■ **Listed entries**

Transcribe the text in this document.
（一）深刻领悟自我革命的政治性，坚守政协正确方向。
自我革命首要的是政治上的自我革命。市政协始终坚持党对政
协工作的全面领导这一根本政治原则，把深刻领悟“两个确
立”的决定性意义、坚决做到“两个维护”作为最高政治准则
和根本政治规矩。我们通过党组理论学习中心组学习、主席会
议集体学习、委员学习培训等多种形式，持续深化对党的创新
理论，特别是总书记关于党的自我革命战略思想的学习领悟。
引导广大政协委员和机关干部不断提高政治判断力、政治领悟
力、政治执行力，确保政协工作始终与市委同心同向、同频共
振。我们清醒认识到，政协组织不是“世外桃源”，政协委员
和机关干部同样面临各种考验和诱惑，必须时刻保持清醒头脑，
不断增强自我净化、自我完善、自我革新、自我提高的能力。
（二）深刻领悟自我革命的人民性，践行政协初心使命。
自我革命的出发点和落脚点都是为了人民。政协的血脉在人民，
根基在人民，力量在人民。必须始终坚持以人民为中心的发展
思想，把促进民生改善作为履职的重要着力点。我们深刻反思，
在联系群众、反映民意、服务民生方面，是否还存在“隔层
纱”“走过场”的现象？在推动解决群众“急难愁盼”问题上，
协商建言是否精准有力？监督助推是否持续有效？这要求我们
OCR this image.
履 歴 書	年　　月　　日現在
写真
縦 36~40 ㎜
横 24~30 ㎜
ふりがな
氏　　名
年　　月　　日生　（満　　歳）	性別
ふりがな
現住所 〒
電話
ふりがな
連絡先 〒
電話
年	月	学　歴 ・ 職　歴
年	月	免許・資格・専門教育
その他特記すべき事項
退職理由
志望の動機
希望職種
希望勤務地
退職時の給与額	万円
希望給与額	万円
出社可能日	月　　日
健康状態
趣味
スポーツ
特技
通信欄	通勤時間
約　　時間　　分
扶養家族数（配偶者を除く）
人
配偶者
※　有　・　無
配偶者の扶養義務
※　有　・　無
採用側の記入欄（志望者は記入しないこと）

■ **Prompt**
Every line of the listing that holds "this" should be found and copied.

■ **Exercise response**
Transcribe the text in this document.
OCR this image.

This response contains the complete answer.